Exercise instructions:
Repeat the listing in full, preserving every character.

[Start of Records provided]

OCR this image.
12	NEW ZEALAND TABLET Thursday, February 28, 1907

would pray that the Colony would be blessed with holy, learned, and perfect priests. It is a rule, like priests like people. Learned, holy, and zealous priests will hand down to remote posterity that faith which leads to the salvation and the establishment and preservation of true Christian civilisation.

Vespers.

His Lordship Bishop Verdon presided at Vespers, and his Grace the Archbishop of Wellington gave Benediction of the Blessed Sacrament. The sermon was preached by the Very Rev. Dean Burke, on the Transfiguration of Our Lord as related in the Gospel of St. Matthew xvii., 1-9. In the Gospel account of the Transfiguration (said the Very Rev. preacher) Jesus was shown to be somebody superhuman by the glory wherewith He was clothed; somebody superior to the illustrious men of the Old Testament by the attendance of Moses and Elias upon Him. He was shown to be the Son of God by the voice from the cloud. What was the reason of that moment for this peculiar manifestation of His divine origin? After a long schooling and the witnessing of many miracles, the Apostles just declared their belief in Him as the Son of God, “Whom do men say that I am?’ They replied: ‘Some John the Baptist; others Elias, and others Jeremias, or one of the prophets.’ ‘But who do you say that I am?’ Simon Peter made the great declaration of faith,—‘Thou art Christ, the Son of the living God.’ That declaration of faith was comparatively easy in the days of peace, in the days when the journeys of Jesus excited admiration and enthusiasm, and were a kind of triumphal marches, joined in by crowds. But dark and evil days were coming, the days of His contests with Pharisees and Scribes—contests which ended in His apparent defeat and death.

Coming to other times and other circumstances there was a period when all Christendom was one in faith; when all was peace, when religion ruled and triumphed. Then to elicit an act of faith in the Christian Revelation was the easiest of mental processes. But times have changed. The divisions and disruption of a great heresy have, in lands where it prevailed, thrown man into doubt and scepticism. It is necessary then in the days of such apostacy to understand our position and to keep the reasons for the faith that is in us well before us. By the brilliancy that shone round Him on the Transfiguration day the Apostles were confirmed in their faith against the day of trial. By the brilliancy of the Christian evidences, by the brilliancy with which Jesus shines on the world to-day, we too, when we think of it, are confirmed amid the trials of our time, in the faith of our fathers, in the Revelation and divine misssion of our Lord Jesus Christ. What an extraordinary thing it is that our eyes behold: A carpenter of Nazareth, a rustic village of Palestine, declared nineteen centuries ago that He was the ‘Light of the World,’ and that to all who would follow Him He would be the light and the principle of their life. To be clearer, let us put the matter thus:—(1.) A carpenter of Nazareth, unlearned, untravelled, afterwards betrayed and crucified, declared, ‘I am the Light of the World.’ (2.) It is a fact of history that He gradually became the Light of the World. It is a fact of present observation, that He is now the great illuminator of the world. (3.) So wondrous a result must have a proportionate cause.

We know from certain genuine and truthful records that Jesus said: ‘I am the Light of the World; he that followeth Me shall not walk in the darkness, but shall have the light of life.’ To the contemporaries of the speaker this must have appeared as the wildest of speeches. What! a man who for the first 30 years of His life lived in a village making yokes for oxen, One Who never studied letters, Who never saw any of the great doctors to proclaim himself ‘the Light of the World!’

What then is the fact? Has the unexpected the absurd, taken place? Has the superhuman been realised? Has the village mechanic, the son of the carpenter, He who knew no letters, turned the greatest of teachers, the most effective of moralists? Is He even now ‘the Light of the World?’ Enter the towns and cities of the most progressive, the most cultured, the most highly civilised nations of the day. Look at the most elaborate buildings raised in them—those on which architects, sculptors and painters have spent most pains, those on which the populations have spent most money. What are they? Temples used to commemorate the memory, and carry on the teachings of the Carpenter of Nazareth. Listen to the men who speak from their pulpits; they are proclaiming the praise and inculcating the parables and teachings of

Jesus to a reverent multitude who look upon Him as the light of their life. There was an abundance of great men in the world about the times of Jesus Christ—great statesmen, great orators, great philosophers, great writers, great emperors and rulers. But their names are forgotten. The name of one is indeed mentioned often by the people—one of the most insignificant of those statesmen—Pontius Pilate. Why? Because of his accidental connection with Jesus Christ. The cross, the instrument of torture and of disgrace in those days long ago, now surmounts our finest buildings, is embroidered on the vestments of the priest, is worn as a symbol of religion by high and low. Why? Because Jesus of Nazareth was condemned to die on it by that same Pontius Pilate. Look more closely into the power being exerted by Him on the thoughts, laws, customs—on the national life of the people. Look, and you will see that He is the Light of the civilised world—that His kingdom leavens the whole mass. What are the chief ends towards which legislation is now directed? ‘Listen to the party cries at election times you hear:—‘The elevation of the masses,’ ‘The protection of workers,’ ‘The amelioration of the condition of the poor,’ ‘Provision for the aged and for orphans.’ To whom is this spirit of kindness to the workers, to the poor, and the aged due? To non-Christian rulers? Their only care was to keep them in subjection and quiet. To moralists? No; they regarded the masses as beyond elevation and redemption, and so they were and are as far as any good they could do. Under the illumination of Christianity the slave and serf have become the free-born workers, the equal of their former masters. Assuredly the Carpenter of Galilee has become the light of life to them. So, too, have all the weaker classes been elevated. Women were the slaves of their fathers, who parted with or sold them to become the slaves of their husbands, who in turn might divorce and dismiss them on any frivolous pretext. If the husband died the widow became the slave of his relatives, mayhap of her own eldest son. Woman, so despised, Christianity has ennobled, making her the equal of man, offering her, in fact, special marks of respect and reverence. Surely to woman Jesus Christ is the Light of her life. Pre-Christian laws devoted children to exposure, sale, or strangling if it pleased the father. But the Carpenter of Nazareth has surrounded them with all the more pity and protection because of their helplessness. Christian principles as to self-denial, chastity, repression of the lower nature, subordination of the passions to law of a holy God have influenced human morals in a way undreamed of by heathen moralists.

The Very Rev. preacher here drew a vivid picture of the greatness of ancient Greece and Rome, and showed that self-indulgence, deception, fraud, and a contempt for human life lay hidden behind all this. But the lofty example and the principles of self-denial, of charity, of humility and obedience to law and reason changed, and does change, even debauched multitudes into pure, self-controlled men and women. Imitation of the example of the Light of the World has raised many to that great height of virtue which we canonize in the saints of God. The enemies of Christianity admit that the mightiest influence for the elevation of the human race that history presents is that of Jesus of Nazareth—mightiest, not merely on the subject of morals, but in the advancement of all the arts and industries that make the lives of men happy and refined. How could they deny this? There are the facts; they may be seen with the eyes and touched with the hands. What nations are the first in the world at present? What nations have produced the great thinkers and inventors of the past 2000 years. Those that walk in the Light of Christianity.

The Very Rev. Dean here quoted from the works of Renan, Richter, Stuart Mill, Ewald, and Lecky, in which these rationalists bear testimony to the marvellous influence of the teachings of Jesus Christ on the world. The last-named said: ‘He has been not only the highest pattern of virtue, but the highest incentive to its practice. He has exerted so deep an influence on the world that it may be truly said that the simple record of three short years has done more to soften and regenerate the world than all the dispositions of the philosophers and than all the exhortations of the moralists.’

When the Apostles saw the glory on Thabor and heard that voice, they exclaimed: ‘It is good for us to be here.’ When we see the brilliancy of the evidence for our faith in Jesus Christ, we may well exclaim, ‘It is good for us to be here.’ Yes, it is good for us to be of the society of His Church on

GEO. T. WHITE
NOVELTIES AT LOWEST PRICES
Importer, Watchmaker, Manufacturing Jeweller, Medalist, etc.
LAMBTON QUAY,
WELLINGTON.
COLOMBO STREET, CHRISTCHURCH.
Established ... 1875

[End of Records provided]

Correct result:
OCR this image.
12	NEW ZEALAND TABLET Thursday, February 28, 1907

would pray that the Colony would be blessed with holy, learned, and perfect priests. It is a rule, like priests like people. Learned, holy, and zealous priests will hand down to remote posterity that faith which leads to the salvation and the establishment and preservation of true Christian civilisation.

Vespers.

His Lordship Bishop Verdon presided at Vespers, and his Grace the Archbishop of Wellington gave Benediction of the Blessed Sacrament. The sermon was preached by the Very Rev. Dean Burke, on the Transfiguration of Our Lord as related in the Gospel of St. Matthew xvii., 1-9. In the Gospel account of the Transfiguration (said the Very Rev. preacher) Jesus was shown to be somebody superhuman by the glory wherewith He was clothed; somebody superior to the illustrious men of the Old Testament by the attendance of Moses and Elias upon Him. He was shown to be the Son of God by the voice from the cloud. What was the reason of that moment for this peculiar manifestation of His divine origin? After a long schooling and the witnessing of many miracles, the Apostles just declared their belief in Him as the Son of God, “Whom do men say that I am?’ They replied: ‘Some John the Baptist; others Elias, and others Jeremias, or one of the prophets.’ ‘But who do you say that I am?’ Simon Peter made the great declaration of faith,—‘Thou art Christ, the Son of the living God.’ That declaration of faith was comparatively easy in the days of peace, in the days when the journeys of Jesus excited admiration and enthusiasm, and were a kind of triumphal marches, joined in by crowds. But dark and evil days were coming, the days of His contests with Pharisees and Scribes—contests which ended in His apparent defeat and death.

Coming to other times and other circumstances there was a period when all Christendom was one in faith; when all was peace, when religion ruled and triumphed. Then to elicit an act of faith in the Christian Revelation was the easiest of mental processes. But times have changed. The divisions and disruption of a great heresy have, in lands where it prevailed, thrown man into doubt and scepticism. It is necessary then in the days of such apostacy to understand our position and to keep the reasons for the faith that is in us well before us. By the brilliancy that shone round Him on the Transfiguration day the Apostles were confirmed in their faith against the day of trial. By the brilliancy of the Christian evidences, by the brilliancy with which Jesus shines on the world to-day, we too, when we think of it, are confirmed amid the trials of our time, in the faith of our fathers, in the Revelation and divine misssion of our Lord Jesus Christ. What an extraordinary thing it is that our eyes behold: A carpenter of Nazareth, a rustic village of Palestine, declared nineteen centuries ago that He was the ‘Light of the World,’ and that to all who would follow Him He would be the light and the principle of their life. To be clearer, let us put the matter thus:—(1.) A carpenter of Nazareth, unlearned, untravelled, afterwards betrayed and crucified, declared, ‘I am the Light of the World.’ (2.) It is a fact of history that He gradually became the Light of the World. It is a fact of present observation, that He is now the great illuminator of the world. (3.) So wondrous a result must have a proportionate cause.

We know from certain genuine and truthful records that Jesus said: ‘I am the Light of the World; he that followeth Me shall not walk in the darkness, but shall have the light of life.’ To the contemporaries of the speaker this must have appeared as the wildest of speeches. What! a man who for the first 30 years of His life lived in a village making yokes for oxen, One Who never studied letters, Who never saw any of the great doctors to proclaim himself ‘the Light of the World!’

What then is the fact? Has the unexpected the absurd, taken place? Has the superhuman been realised? Has the village mechanic, the son of the carpenter, He who knew no letters, turned the greatest of teachers, the most effective of moralists? Is He even now ‘the Light of the World?’ Enter the towns and cities of the most progressive, the most cultured, the most highly civilised nations of the day. Look at the most elaborate buildings raised in them—those on which architects, sculptors and painters have spent most pains, those on which the populations have spent most money. What are they? Temples used to commemorate the memory, and carry on the teachings of the Carpenter of Nazareth. Listen to the men who speak from their pulpits; they are proclaiming the praise and inculcating the parables and teachings of

Jesus to a reverent multitude who look upon Him as the light of their life. There was an abundance of great men in the world about the times of Jesus Christ—great statesmen, great orators, great philosophers, great writers, great emperors and rulers. But their names are forgotten. The name of one is indeed mentioned often by the people—one of the most insignificant of those statesmen—Pontius Pilate. Why? Because of his accidental connection with Jesus Christ. The cross, the instrument of torture and of disgrace in those days long ago, now surmounts our finest buildings, is embroidered on the vestments of the priest, is worn as a symbol of religion by high and low. Why? Because Jesus of Nazareth was condemned to die on it by that same Pontius Pilate. Look more closely into the power being exerted by Him on the thoughts, laws, customs—on the national life of the people. Look, and you will see that He is the Light of the civilised world—that His kingdom leavens the whole mass. What are the chief ends towards which legislation is now directed? ‘Listen to the party cries at election times you hear:—‘The elevation of the masses,’ ‘The protection of workers,’ ‘The amelioration of the condition of the poor,’ ‘Provision for the aged and for orphans.’ To whom is this spirit of kindness to the workers, to the poor, and the aged due? To non-Christian rulers? Their only care was to keep them in subjection and quiet. To moralists? No; they regarded the masses as beyond elevation and redemption, and so they were and are as far as any good they could do. Under the illumination of Christianity the slave and serf have become the free-born workers, the equal of their former masters. Assuredly the Carpenter of Galilee has become the light of life to them. So, too, have all the weaker classes been elevated. Women were the slaves of their fathers, who parted with or sold them to become the slaves of their husbands, who in turn might divorce and dismiss them on any frivolous pretext. If the husband died the widow became the slave of his relatives, mayhap of her own eldest son. Woman, so despised, Christianity has ennobled, making her the equal of man, offering her, in fact, special marks of respect and reverence. Surely to woman Jesus Christ is the Light of her life. Pre-Christian laws devoted children to exposure, sale, or strangling if it pleased the father. But the Carpenter of Nazareth has surrounded them with all the more pity and protection because of their helplessness. Christian principles as to self-denial, chastity, repression of the lower nature, subordination of the passions to law of a holy God have influenced human morals in a way undreamed of by heathen moralists.

The Very Rev. preacher here drew a vivid picture of the greatness of ancient Greece and Rome, and showed that self-indulgence, deception, fraud, and a contempt for human life lay hidden behind all this. But the lofty example and the principles of self-denial, of charity, of humility and obedience to law and reason changed, and does change, even debauched multitudes into pure, self-controlled men and women. Imitation of the example of the Light of the World has raised many to that great height of virtue which we canonize in the saints of God. The enemies of Christianity admit that the mightiest influence for the elevation of the human race that history presents is that of Jesus of Nazareth—mightiest, not merely on the subject of morals, but in the advancement of all the arts and industries that make the lives of men happy and refined. How could they deny this? There are the facts; they may be seen with the eyes and touched with the hands. What nations are the first in the world at present? What nations have produced the great thinkers and inventors of the past 2000 years. Those that walk in the Light of Christianity.

The Very Rev. Dean here quoted from the works of Renan, Richter, Stuart Mill, Ewald, and Lecky, in which these rationalists bear testimony to the marvellous influence of the teachings of Jesus Christ on the world. The last-named said: ‘He has been not only the highest pattern of virtue, but the highest incentive to its practice. He has exerted so deep an influence on the world that it may be truly said that the simple record of three short years has done more to soften and regenerate the world than all the dispositions of the philosophers and than all the exhortations of the moralists.’

When the Apostles saw the glory on Thabor and heard that voice, they exclaimed: ‘It is good for us to be here.’ When we see the brilliancy of the evidence for our faith in Jesus Christ, we may well exclaim, ‘It is good for us to be here.’ Yes, it is good for us to be of the society of His Church on

GEO. T. WHITE
NOVELTIES AT LOWEST PRICES
Importer, Watchmaker, Manufacturing Jeweller, Medalist, etc.
LAMBTON QUAY,
WELLINGTON.
COLOMBO STREET, CHRISTCHURCH.
Established ... 1875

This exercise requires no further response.